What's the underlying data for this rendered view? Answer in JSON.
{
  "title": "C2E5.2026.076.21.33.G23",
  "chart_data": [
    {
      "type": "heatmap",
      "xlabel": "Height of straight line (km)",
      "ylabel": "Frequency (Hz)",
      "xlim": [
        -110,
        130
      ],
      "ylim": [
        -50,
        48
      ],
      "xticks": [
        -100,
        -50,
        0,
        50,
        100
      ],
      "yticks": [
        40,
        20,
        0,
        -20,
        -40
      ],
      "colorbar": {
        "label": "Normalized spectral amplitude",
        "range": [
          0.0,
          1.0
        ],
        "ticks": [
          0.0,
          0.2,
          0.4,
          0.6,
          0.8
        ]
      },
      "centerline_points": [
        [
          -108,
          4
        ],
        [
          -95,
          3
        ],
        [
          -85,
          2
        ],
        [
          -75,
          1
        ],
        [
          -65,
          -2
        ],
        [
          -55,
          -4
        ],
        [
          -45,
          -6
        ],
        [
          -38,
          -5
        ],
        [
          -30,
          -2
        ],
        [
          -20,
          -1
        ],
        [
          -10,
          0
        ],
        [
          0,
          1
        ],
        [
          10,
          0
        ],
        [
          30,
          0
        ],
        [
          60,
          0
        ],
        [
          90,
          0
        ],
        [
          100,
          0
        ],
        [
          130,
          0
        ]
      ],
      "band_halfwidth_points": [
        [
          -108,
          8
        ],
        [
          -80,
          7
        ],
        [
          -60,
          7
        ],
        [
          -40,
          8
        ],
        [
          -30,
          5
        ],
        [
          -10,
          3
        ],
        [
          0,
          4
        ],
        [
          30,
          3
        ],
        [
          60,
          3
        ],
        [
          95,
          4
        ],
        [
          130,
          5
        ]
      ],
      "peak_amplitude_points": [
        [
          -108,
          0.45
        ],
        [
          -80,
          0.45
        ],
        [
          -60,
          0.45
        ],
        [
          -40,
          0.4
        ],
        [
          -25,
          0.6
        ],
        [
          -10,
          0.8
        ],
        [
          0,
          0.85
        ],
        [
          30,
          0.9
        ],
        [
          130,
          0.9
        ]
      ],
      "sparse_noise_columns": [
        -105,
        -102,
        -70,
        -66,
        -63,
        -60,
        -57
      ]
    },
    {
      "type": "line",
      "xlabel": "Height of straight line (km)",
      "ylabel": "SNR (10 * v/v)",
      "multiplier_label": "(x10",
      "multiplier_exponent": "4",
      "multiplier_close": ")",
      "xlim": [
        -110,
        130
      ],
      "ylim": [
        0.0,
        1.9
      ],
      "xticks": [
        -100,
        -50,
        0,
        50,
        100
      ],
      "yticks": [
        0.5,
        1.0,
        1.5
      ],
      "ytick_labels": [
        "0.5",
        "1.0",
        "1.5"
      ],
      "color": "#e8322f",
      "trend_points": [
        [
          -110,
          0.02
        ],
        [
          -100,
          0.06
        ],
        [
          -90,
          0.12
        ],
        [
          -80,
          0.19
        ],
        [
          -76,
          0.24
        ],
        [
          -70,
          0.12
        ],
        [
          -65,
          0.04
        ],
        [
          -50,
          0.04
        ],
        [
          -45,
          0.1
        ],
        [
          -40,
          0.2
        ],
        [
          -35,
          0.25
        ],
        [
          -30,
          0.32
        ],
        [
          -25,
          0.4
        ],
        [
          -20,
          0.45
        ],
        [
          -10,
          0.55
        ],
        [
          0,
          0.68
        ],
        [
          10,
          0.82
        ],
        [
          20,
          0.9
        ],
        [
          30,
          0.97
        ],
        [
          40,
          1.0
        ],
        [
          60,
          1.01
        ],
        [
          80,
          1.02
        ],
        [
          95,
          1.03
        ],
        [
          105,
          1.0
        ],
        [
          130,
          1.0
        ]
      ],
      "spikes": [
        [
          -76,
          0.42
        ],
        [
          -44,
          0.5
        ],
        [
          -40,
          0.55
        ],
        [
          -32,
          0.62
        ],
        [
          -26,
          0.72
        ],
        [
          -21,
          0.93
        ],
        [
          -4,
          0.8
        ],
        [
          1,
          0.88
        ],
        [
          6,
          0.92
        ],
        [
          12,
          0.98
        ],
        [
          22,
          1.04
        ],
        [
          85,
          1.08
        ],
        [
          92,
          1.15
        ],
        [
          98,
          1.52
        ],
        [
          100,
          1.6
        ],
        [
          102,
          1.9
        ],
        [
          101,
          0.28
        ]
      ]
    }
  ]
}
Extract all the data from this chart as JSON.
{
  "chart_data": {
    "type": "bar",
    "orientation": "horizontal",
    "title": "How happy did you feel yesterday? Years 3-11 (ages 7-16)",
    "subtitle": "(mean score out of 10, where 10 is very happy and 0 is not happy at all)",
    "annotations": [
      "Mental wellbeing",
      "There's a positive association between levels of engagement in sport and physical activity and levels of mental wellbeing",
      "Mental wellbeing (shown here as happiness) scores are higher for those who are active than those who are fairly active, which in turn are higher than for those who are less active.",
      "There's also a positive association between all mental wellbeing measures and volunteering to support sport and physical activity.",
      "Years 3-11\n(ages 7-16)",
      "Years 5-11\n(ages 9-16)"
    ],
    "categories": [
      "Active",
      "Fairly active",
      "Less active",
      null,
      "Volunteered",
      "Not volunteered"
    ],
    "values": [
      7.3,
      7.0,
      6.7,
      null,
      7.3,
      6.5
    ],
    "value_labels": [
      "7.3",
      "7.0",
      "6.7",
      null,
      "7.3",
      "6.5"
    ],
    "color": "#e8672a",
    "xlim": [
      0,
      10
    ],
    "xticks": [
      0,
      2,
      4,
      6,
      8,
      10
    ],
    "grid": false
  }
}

→ **Exercise prompt**
Print out every record again, exactly and in full.

→ **Completed exercise**
What's the underlying data for this rendered view? Answer in JSON.
{
  "title": "C2E5.2026.076.21.33.G23",
  "chart_data": [
    {
      "type": "heatmap",
      "xlabel": "Height of straight line (km)",
      "ylabel": "Frequency (Hz)",
      "xlim": [
        -110,
        130
      ],
      "ylim": [
        -50,
        48
      ],
      "xticks": [
        -100,
        -50,
        0,
        50,
        100
      ],
      "yticks": [
        40,
        20,
        0,
        -20,
        -40
      ],
      "colorbar": {
        "label": "Normalized spectral amplitude",
        "range": [
          0.0,
          1.0
        ],
        "ticks": [
          0.0,
          0.2,
          0.4,
          0.6,
          0.8
        ]
      },
      "centerline_points": [
        [
          -108,
          4
        ],
        [
          -95,
          3
        ],
        [
          -85,
          2
        ],
        [
          -75,
          1
        ],
        [
          -65,
          -2
        ],
        [
          -55,
          -4
        ],
        [
          -45,
          -6
        ],
        [
          -38,
          -5
        ],
        [
          -30,
          -2
        ],
        [
          -20,
          -1
        ],
        [
          -10,
          0
        ],
        [
          0,
          1
        ],
        [
          10,
          0
        ],
        [
          30,
          0
        ],
        [
          60,
          0
        ],
        [
          90,
          0
        ],
        [
          100,
          0
        ],
        [
          130,
          0
        ]
      ],
      "band_halfwidth_points": [
        [
          -108,
          8
        ],
        [
          -80,
          7
        ],
        [
          -60,
          7
        ],
        [
          -40,
          8
        ],
        [
          -30,
          5
        ],
        [
          -10,
          3
        ],
        [
          0,
          4
        ],
        [
          30,
          3
        ],
        [
          60,
          3
        ],
        [
          95,
          4
        ],
        [
          130,
          5
        ]
      ],
      "peak_amplitude_points": [
        [
          -108,
          0.45
        ],
        [
          -80,
          0.45
        ],
        [
          -60,
          0.45
        ],
        [
          -40,
          0.4
        ],
        [
          -25,
          0.6
        ],
        [
          -10,
          0.8
        ],
        [
          0,
          0.85
        ],
        [
          30,
          0.9
        ],
        [
          130,
          0.9
        ]
      ],
      "sparse_noise_columns": [
        -105,
        -102,
        -70,
        -66,
        -63,
        -60,
        -57
      ]
    },
    {
      "type": "line",
      "xlabel": "Height of straight line (km)",
      "ylabel": "SNR (10 * v/v)",
      "multiplier_label": "(x10",
      "multiplier_exponent": "4",
      "multiplier_close": ")",
      "xlim": [
        -110,
        130
      ],
      "ylim": [
        0.0,
        1.9
      ],
      "xticks": [
        -100,
        -50,
        0,
        50,
        100
      ],
      "yticks": [
        0.5,
        1.0,
        1.5
      ],
      "ytick_labels": [
        "0.5",
        "1.0",
        "1.5"
      ],
      "color": "#e8322f",
      "trend_points": [
        [
          -110,
          0.02
        ],
        [
          -100,
          0.06
        ],
        [
          -90,
          0.12
        ],
        [
          -80,
          0.19
        ],
        [
          -76,
          0.24
        ],
        [
          -70,
          0.12
        ],
        [
          -65,
          0.04
        ],
        [
          -50,
          0.04
        ],
        [
          -45,
          0.1
        ],
        [
          -40,
          0.2
        ],
        [
          -35,
          0.25
        ],
        [
          -30,
          0.32
        ],
        [
          -25,
          0.4
        ],
        [
          -20,
          0.45
        ],
        [
          -10,
          0.55
        ],
        [
          0,
          0.68
        ],
        [
          10,
          0.82
        ],
        [
          20,
          0.9
        ],
        [
          30,
          0.97
        ],
        [
          40,
          1.0
        ],
        [
          60,
          1.01
        ],
        [
          80,
          1.02
        ],
        [
          95,
          1.03
        ],
        [
          105,
          1.0
        ],
        [
          130,
          1.0
        ]
      ],
      "spikes": [
        [
          -76,
          0.42
        ],
        [
          -44,
          0.5
        ],
        [
          -40,
          0.55
        ],
        [
          -32,
          0.62
        ],
        [
          -26,
          0.72
        ],
        [
          -21,
          0.93
        ],
        [
          -4,
          0.8
        ],
        [
          1,
          0.88
        ],
        [
          6,
          0.92
        ],
        [
          12,
          0.98
        ],
        [
          22,
          1.04
        ],
        [
          85,
          1.08
        ],
        [
          92,
          1.15
        ],
        [
          98,
          1.52
        ],
        [
          100,
          1.6
        ],
        [
          102,
          1.9
        ],
        [
          101,
          0.28
        ]
      ]
    }
  ]
}
Extract all the data from this chart as JSON.
{
  "chart_data": {
    "type": "bar",
    "orientation": "horizontal",
    "title": "How happy did you feel yesterday? Years 3-11 (ages 7-16)",
    "subtitle": "(mean score out of 10, where 10 is very happy and 0 is not happy at all)",
    "annotations": [
      "Mental wellbeing",
      "There's a positive association between levels of engagement in sport and physical activity and levels of mental wellbeing",
      "Mental wellbeing (shown here as happiness) scores are higher for those who are active than those who are fairly active, which in turn are higher than for those who are less active.",
      "There's also a positive association between all mental wellbeing measures and volunteering to support sport and physical activity.",
      "Years 3-11\n(ages 7-16)",
      "Years 5-11\n(ages 9-16)"
    ],
    "categories": [
      "Active",
      "Fairly active",
      "Less active",
      null,
      "Volunteered",
      "Not volunteered"
    ],
    "values": [
      7.3,
      7.0,
      6.7,
      null,
      7.3,
      6.5
    ],
    "value_labels": [
      "7.3",
      "7.0",
      "6.7",
      null,
      "7.3",
      "6.5"
    ],
    "color": "#e8672a",
    "xlim": [
      0,
      10
    ],
    "xticks": [
      0,
      2,
      4,
      6,
      8,
      10
    ],
    "grid": false
  }
}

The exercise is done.